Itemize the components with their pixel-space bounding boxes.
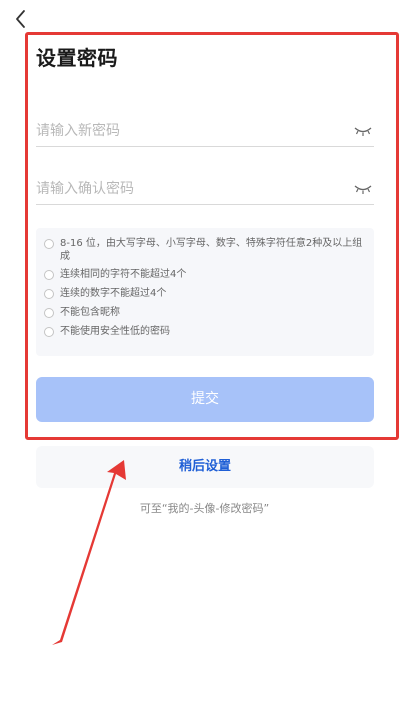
rule-item: 8-16 位，由大写字母、小写字母、数字、特殊字符任意2种及以上组成 bbox=[44, 237, 374, 263]
rule-status-icon bbox=[44, 289, 54, 299]
rule-status-icon bbox=[44, 327, 54, 337]
new-password-field bbox=[36, 117, 374, 147]
back-button[interactable] bbox=[10, 8, 32, 30]
rule-status-icon bbox=[44, 270, 54, 280]
eye-closed-icon[interactable] bbox=[354, 183, 372, 195]
rule-item: 连续相同的字符不能超过4个 bbox=[44, 268, 374, 281]
rule-text: 不能包含昵称 bbox=[60, 307, 120, 318]
rule-status-icon bbox=[44, 239, 54, 249]
rule-text: 8-16 位，由大写字母、小写字母、数字、特殊字符任意2种及以上组成 bbox=[60, 238, 363, 262]
confirm-password-field bbox=[36, 175, 374, 205]
rule-text: 连续相同的字符不能超过4个 bbox=[60, 269, 187, 280]
rule-status-icon bbox=[44, 308, 54, 318]
rule-text: 不能使用安全性低的密码 bbox=[60, 326, 170, 337]
password-rules-card: 8-16 位，由大写字母、小写字母、数字、特殊字符任意2种及以上组成 连续相同的… bbox=[36, 228, 374, 356]
rule-item: 连续的数字不能超过4个 bbox=[44, 287, 374, 300]
page-title: 设置密码 bbox=[36, 46, 118, 70]
chevron-left-icon bbox=[16, 10, 25, 28]
confirm-password-input[interactable] bbox=[36, 175, 336, 203]
eye-closed-icon[interactable] bbox=[354, 125, 372, 137]
rule-item: 不能包含昵称 bbox=[44, 306, 374, 319]
rule-text: 连续的数字不能超过4个 bbox=[60, 288, 167, 299]
hint-text: 可至“我的-头像-修改密码” bbox=[139, 502, 270, 515]
new-password-input[interactable] bbox=[36, 117, 336, 145]
set-later-button[interactable]: 稍后设置 bbox=[36, 446, 374, 488]
submit-button[interactable]: 提交 bbox=[36, 377, 374, 422]
rule-item: 不能使用安全性低的密码 bbox=[44, 325, 374, 338]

☆ ☆ ☆ ☆ ☆

▶ [Directions]:
Reproduce every line of the records above unchanged, leaving the pictures out.

▶ [Task output]:
Itemize the components with their pixel-space bounding boxes.
rule-item: 8-16 位，由大写字母、小写字母、数字、特殊字符任意2种及以上组成 bbox=[44, 237, 374, 263]
rule-status-icon bbox=[44, 289, 54, 299]
rule-status-icon bbox=[44, 327, 54, 337]
new-password-field bbox=[36, 117, 374, 147]
back-button[interactable] bbox=[10, 8, 32, 30]
rule-status-icon bbox=[44, 270, 54, 280]
eye-closed-icon[interactable] bbox=[354, 183, 372, 195]
rule-item: 连续相同的字符不能超过4个 bbox=[44, 268, 374, 281]
rule-text: 不能包含昵称 bbox=[60, 307, 120, 318]
rule-status-icon bbox=[44, 239, 54, 249]
rule-text: 8-16 位，由大写字母、小写字母、数字、特殊字符任意2种及以上组成 bbox=[60, 238, 363, 262]
confirm-password-field bbox=[36, 175, 374, 205]
rule-text: 连续相同的字符不能超过4个 bbox=[60, 269, 187, 280]
rule-status-icon bbox=[44, 308, 54, 318]
rule-text: 不能使用安全性低的密码 bbox=[60, 326, 170, 337]
password-rules-card: 8-16 位，由大写字母、小写字母、数字、特殊字符任意2种及以上组成 连续相同的… bbox=[36, 228, 374, 356]
rule-item: 连续的数字不能超过4个 bbox=[44, 287, 374, 300]
page-title: 设置密码 bbox=[36, 46, 118, 70]
chevron-left-icon bbox=[16, 10, 25, 28]
confirm-password-input[interactable] bbox=[36, 175, 336, 203]
eye-closed-icon[interactable] bbox=[354, 125, 372, 137]
rule-item: 不能包含昵称 bbox=[44, 306, 374, 319]
rule-text: 连续的数字不能超过4个 bbox=[60, 288, 167, 299]
hint-text: 可至“我的-头像-修改密码” bbox=[139, 502, 270, 515]
new-password-input[interactable] bbox=[36, 117, 336, 145]
set-later-button[interactable]: 稍后设置 bbox=[36, 446, 374, 488]
submit-button[interactable]: 提交 bbox=[36, 377, 374, 422]
rule-item: 不能使用安全性低的密码 bbox=[44, 325, 374, 338]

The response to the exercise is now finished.